_EXERCISE GOAL_. Copy each line that contains the string "object".

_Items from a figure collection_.
----

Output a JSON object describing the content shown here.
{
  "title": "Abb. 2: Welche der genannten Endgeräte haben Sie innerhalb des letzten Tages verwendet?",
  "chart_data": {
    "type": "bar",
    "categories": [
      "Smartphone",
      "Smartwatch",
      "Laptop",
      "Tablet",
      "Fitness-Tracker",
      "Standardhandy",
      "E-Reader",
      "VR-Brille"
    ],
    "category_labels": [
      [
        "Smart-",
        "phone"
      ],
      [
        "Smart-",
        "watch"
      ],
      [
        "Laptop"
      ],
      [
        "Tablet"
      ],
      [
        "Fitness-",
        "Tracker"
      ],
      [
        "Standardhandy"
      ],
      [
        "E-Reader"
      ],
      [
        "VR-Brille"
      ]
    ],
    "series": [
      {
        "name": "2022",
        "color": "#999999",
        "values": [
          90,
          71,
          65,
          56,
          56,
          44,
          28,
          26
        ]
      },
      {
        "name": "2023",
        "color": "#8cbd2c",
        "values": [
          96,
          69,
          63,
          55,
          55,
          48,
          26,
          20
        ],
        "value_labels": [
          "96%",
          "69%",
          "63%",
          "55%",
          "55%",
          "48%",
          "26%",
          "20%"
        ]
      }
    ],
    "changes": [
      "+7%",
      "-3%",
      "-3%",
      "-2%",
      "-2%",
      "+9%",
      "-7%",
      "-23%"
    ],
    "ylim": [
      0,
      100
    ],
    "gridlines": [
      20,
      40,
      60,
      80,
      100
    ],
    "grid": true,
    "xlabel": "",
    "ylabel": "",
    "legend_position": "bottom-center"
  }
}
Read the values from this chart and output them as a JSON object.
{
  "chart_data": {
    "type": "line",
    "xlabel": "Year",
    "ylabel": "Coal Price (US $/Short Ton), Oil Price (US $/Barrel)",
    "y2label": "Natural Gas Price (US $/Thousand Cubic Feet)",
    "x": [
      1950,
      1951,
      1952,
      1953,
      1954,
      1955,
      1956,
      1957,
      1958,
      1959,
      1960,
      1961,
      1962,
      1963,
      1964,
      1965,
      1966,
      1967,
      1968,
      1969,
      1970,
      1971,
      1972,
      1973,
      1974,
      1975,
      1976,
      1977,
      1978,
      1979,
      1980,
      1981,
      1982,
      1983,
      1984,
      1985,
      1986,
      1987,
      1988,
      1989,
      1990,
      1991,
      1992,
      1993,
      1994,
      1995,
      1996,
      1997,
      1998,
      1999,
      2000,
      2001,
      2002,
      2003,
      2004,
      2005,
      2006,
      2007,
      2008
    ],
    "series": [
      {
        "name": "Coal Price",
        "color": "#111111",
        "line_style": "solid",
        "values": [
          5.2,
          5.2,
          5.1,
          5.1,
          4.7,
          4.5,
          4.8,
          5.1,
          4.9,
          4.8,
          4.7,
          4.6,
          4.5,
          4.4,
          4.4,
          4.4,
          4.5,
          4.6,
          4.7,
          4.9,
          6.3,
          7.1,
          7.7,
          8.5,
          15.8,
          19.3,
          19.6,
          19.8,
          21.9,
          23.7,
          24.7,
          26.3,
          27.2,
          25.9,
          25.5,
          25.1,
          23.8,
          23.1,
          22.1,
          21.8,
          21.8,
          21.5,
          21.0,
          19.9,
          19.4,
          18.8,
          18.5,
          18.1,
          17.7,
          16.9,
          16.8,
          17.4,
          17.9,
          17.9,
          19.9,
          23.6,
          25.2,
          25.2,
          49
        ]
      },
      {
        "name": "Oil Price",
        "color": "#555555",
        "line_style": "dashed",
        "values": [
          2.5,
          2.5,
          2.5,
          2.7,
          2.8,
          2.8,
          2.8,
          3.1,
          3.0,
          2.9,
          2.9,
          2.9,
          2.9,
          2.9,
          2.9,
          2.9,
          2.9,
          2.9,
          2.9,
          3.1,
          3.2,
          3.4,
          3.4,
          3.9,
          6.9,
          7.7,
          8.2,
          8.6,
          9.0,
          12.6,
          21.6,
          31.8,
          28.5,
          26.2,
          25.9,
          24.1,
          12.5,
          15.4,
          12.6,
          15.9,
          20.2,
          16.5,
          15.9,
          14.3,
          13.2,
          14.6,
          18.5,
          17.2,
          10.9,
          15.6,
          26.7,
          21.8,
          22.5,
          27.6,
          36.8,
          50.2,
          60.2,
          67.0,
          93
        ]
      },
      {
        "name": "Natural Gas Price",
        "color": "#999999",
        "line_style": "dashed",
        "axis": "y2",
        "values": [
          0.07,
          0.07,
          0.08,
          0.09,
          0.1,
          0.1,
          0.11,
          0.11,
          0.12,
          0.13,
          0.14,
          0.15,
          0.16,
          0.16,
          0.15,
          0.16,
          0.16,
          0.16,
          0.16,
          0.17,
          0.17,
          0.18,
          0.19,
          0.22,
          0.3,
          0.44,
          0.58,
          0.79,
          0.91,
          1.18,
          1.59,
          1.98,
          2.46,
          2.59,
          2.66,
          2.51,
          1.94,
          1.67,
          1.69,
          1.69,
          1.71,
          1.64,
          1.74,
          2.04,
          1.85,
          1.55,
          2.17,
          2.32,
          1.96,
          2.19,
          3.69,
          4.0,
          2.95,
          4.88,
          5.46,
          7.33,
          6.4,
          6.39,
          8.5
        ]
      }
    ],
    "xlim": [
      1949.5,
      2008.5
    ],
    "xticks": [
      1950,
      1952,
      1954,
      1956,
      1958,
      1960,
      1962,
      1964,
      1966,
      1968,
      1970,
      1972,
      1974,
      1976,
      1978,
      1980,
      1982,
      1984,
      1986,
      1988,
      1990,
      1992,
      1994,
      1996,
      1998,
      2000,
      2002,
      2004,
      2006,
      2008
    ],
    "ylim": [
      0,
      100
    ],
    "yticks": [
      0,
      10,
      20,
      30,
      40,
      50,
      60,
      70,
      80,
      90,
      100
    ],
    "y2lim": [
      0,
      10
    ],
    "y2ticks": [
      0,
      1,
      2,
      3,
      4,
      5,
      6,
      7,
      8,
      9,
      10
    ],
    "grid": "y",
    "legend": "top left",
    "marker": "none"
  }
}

----

_OUTPUT OF THE EXERCISE_.
Output a JSON object describing the content shown here.
Read the values from this chart and output them as a JSON object.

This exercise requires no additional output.